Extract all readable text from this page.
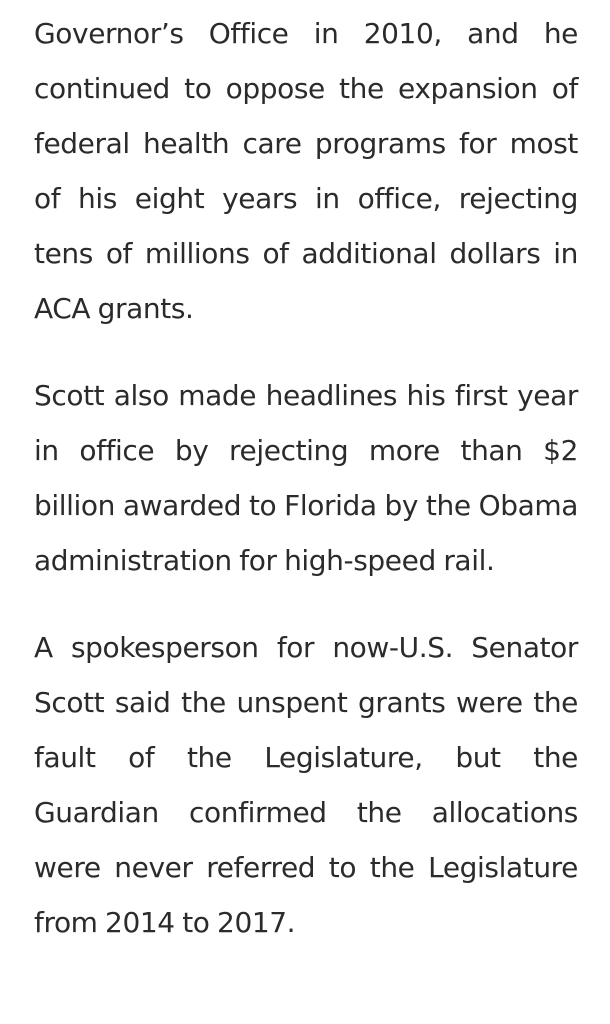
Governor’s Office in 2010, and he continued to oppose the expansion of federal health care programs for most of his eight years in office, rejecting tens of millions of additional dollars in ACA grants.

Scott also made headlines his first year in office by rejecting more than $2 billion awarded to Florida by the Obama administration for high-speed rail.

A spokesperson for now-U.S. Senator Scott said the unspent grants were the fault of the Legislature, but the Guardian confirmed the allocations were never referred to the Legislature from 2014 to 2017.
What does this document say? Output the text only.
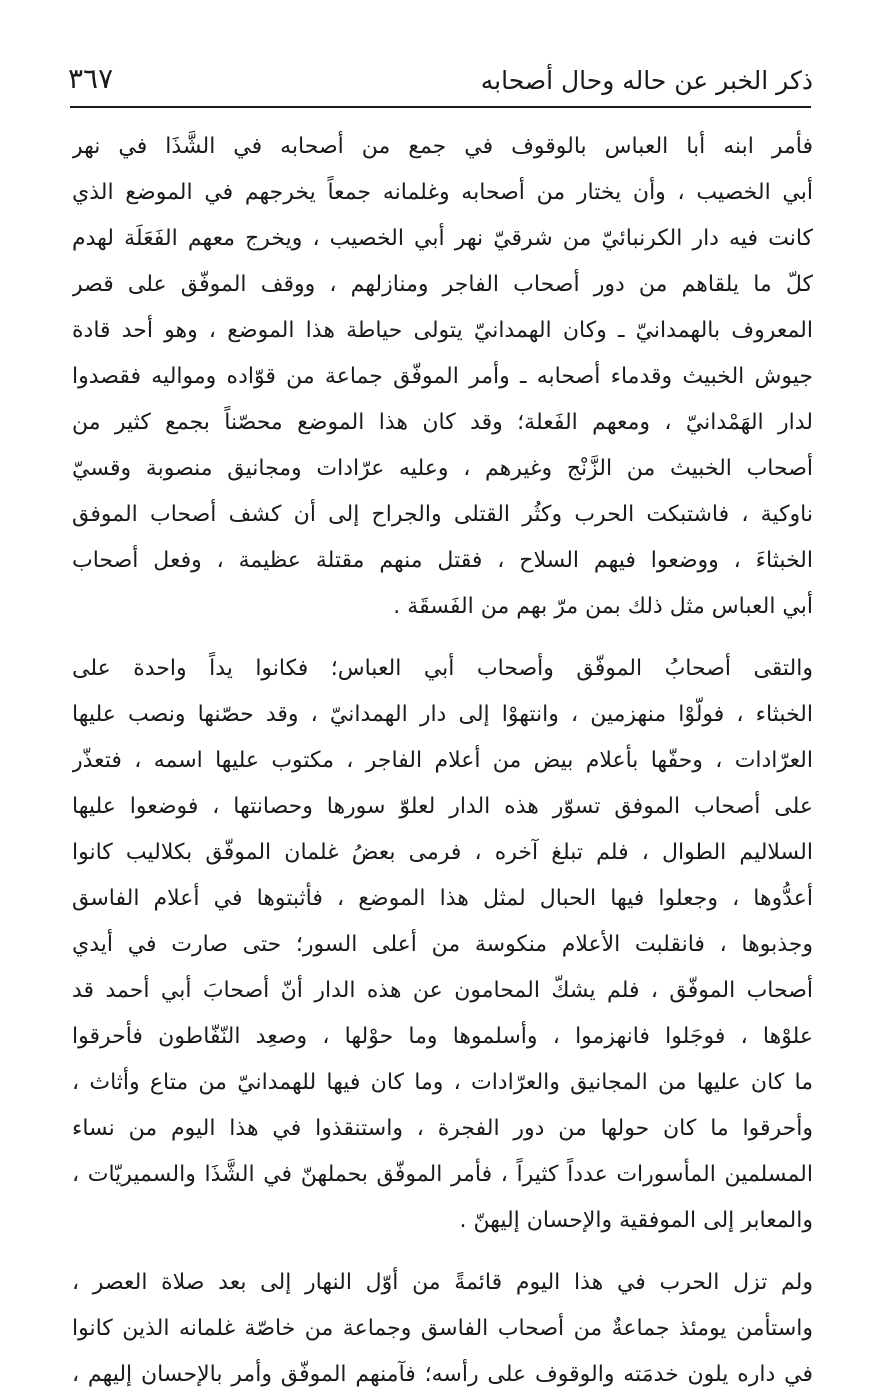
ذكر الخبر عن حاله وحال أصحابه
٣٦٧

فأمر ابنه أبا العباس بالوقوف في جمع من أصحابه في الشَّذَا في نهر
أبي الخصيب ، وأن يختار من أصحابه وغلمانه جمعاً يخرجهم في الموضع الذي
كانت فيه دار الكرنبائيّ من شرقيّ نهر أبي الخصيب ، ويخرج معهم الفَعَلَة لهدم
كلّ ما يلقاهم من دور أصحاب الفاجر ومنازلهم ، ووقف الموفّق على قصر
المعروف بالهمدانيّ ـ وكان الهمدانيّ يتولى حياطة هذا الموضع ، وهو أحد قادة
جيوش الخبيث وقدماء أصحابه ـ وأمر الموفّق جماعة من قوّاده ومواليه فقصدوا
لدار الهَمْدانيّ ، ومعهم الفَعلة؛ وقد كان هذا الموضع محصّناً بجمع كثير من
أصحاب الخبيث من الزَّنْج وغيرهم ، وعليه عرّادات ومجانيق منصوبة وقسيّ
ناوكية ، فاشتبكت الحرب وكثُر القتلى والجراح إلى أن كشف أصحاب الموفق
الخبثاءَ ، ووضعوا فيهم السلاح ، فقتل منهم مقتلة عظيمة ، وفعل أصحاب
أبي العباس مثل ذلك بمن مرّ بهم من الفَسقَة .

والتقى أصحابُ الموفّق وأصحاب أبي العباس؛ فكانوا يداً واحدة على
الخبثاء ، فولّوْا منهزمين ، وانتهوْا إلى دار الهمدانيّ ، وقد حصّنها ونصب عليها
العرّادات ، وحفّها بأعلام بيض من أعلام الفاجر ، مكتوب عليها اسمه ، فتعذّر
على أصحاب الموفق تسوّر هذه الدار لعلوّ سورها وحصانتها ، فوضعوا عليها
السلاليم الطوال ، فلم تبلغ آخره ، فرمى بعضُ غلمان الموفّق بكلاليب كانوا
أعدُّوها ، وجعلوا فيها الحبال لمثل هذا الموضع ، فأثبتوها في أعلام الفاسق
وجذبوها ، فانقلبت الأعلام منكوسة من أعلى السور؛ حتى صارت في أيدي
أصحاب الموفّق ، فلم يشكّ المحامون عن هذه الدار أنّ أصحابَ أبي أحمد قد
علوْها ، فوجَلوا فانهزموا ، وأسلموها وما حوْلها ، وصعِد النّفّاطون فأحرقوا
ما كان عليها من المجانيق والعرّادات ، وما كان فيها للهمدانيّ من متاع وأثاث ،
وأحرقوا ما كان حولها من دور الفجرة ، واستنقذوا في هذا اليوم من نساء
المسلمين المأسورات عدداً كثيراً ، فأمر الموفّق بحملهنّ في الشَّذَا والسميريّات ،
والمعابر إلى الموفقية والإحسان إليهنّ .

ولم تزل الحرب في هذا اليوم قائمةً من أوّل النهار إلى بعد صلاة العصر ،
واستأمن يومئذ جماعةٌ من أصحاب الفاسق وجماعة من خاصّة غلمانه الذين كانوا
في داره يلون خدمَته والوقوف على رأسه؛ فآمنهم الموفّق وأمر بالإحسان إليهم ،
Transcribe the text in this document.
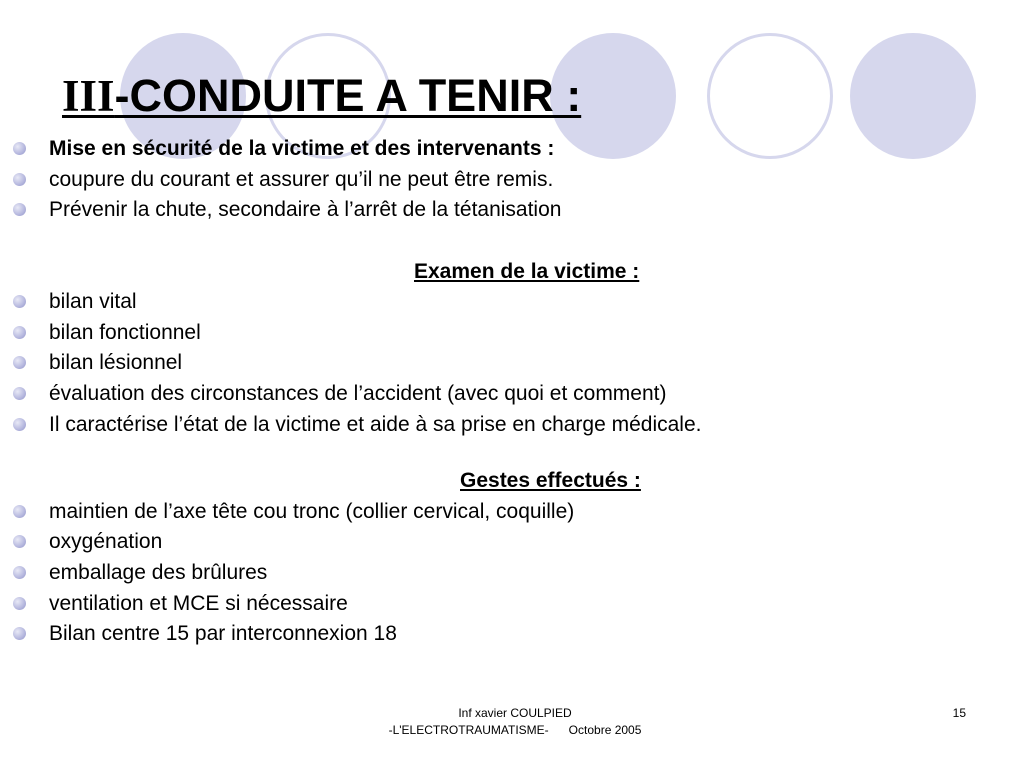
III-CONDUITE A TENIR :
Mise en sécurité de la victime et des intervenants :
coupure du courant et assurer qu’il ne peut être remis.
Prévenir la chute, secondaire à l’arrêt de la tétanisation
Examen de la victime :
bilan vital
bilan fonctionnel
bilan lésionnel
évaluation des circonstances de l’accident (avec quoi et comment)
Il caractérise l’état de la victime et aide à sa prise en charge médicale.
Gestes effectués :
maintien de l’axe tête cou tronc (collier cervical, coquille)
oxygénation
emballage des brûlures
ventilation et MCE si nécessaire
Bilan centre 15 par interconnexion 18
Inf xavier COULPIED
-L'ELECTROTRAUMATISME-      Octobre 2005
15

========================================================================

Pictures are left out; print exactly the lines from the one holding "Transcribe the text in this document." through the last line of the listing above, both included.

Transcribe the text in this document.
III-CONDUITE A TENIR :
Mise en sécurité de la victime et des intervenants :
coupure du courant et assurer qu’il ne peut être remis.
Prévenir la chute, secondaire à l’arrêt de la tétanisation
Examen de la victime :
bilan vital
bilan fonctionnel
bilan lésionnel
évaluation des circonstances de l’accident (avec quoi et comment)
Il caractérise l’état de la victime et aide à sa prise en charge médicale.
Gestes effectués :
maintien de l’axe tête cou tronc (collier cervical, coquille)
oxygénation
emballage des brûlures
ventilation et MCE si nécessaire
Bilan centre 15 par interconnexion 18
Inf xavier COULPIED
-L'ELECTROTRAUMATISME-      Octobre 2005
15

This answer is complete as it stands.